• Directive
Write the data out again in full, with no departure from the original.

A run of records

┌──

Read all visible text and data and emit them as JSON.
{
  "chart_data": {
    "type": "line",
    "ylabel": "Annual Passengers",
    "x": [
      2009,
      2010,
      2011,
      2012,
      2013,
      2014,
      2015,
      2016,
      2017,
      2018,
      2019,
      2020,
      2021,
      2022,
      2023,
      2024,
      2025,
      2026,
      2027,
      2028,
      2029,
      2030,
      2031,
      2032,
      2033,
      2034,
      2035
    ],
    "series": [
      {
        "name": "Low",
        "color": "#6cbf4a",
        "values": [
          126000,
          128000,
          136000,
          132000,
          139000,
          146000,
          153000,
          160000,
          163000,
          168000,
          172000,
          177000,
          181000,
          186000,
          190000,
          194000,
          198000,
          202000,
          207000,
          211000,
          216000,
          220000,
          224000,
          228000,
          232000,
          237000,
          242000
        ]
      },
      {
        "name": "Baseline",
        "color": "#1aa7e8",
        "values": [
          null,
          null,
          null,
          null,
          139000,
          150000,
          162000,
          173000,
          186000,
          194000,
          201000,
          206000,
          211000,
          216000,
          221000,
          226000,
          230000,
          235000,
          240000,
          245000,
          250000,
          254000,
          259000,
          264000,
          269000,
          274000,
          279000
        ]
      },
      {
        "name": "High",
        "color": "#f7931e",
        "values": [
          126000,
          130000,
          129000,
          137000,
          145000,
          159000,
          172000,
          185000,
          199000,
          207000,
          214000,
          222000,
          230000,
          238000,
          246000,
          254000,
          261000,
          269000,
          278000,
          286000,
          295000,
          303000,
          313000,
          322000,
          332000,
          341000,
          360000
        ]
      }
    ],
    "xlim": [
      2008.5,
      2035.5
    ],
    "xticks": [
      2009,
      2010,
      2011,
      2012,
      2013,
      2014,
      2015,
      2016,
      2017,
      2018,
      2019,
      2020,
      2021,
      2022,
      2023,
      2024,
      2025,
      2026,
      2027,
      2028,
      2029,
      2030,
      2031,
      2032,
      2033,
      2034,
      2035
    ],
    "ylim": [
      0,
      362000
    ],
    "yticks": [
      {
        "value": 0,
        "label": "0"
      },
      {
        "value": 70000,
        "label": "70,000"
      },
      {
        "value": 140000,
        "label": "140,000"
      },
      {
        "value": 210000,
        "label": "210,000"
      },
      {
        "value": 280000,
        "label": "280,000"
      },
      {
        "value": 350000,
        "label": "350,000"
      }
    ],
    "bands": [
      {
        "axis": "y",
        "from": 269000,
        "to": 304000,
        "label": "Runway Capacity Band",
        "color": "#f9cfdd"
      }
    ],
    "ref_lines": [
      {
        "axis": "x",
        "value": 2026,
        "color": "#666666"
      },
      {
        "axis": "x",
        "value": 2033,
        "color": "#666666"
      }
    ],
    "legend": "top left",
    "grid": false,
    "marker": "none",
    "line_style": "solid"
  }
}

└──

• Solved exercise
Read all visible text and data and emit them as JSON.
{
  "chart_data": {
    "type": "line",
    "ylabel": "Annual Passengers",
    "x": [
      2009,
      2010,
      2011,
      2012,
      2013,
      2014,
      2015,
      2016,
      2017,
      2018,
      2019,
      2020,
      2021,
      2022,
      2023,
      2024,
      2025,
      2026,
      2027,
      2028,
      2029,
      2030,
      2031,
      2032,
      2033,
      2034,
      2035
    ],
    "series": [
      {
        "name": "Low",
        "color": "#6cbf4a",
        "values": [
          126000,
          128000,
          136000,
          132000,
          139000,
          146000,
          153000,
          160000,
          163000,
          168000,
          172000,
          177000,
          181000,
          186000,
          190000,
          194000,
          198000,
          202000,
          207000,
          211000,
          216000,
          220000,
          224000,
          228000,
          232000,
          237000,
          242000
        ]
      },
      {
        "name": "Baseline",
        "color": "#1aa7e8",
        "values": [
          null,
          null,
          null,
          null,
          139000,
          150000,
          162000,
          173000,
          186000,
          194000,
          201000,
          206000,
          211000,
          216000,
          221000,
          226000,
          230000,
          235000,
          240000,
          245000,
          250000,
          254000,
          259000,
          264000,
          269000,
          274000,
          279000
        ]
      },
      {
        "name": "High",
        "color": "#f7931e",
        "values": [
          126000,
          130000,
          129000,
          137000,
          145000,
          159000,
          172000,
          185000,
          199000,
          207000,
          214000,
          222000,
          230000,
          238000,
          246000,
          254000,
          261000,
          269000,
          278000,
          286000,
          295000,
          303000,
          313000,
          322000,
          332000,
          341000,
          360000
        ]
      }
    ],
    "xlim": [
      2008.5,
      2035.5
    ],
    "xticks": [
      2009,
      2010,
      2011,
      2012,
      2013,
      2014,
      2015,
      2016,
      2017,
      2018,
      2019,
      2020,
      2021,
      2022,
      2023,
      2024,
      2025,
      2026,
      2027,
      2028,
      2029,
      2030,
      2031,
      2032,
      2033,
      2034,
      2035
    ],
    "ylim": [
      0,
      362000
    ],
    "yticks": [
      {
        "value": 0,
        "label": "0"
      },
      {
        "value": 70000,
        "label": "70,000"
      },
      {
        "value": 140000,
        "label": "140,000"
      },
      {
        "value": 210000,
        "label": "210,000"
      },
      {
        "value": 280000,
        "label": "280,000"
      },
      {
        "value": 350000,
        "label": "350,000"
      }
    ],
    "bands": [
      {
        "axis": "y",
        "from": 269000,
        "to": 304000,
        "label": "Runway Capacity Band",
        "color": "#f9cfdd"
      }
    ],
    "ref_lines": [
      {
        "axis": "x",
        "value": 2026,
        "color": "#666666"
      },
      {
        "axis": "x",
        "value": 2033,
        "color": "#666666"
      }
    ],
    "legend": "top left",
    "grid": false,
    "marker": "none",
    "line_style": "solid"
  }
}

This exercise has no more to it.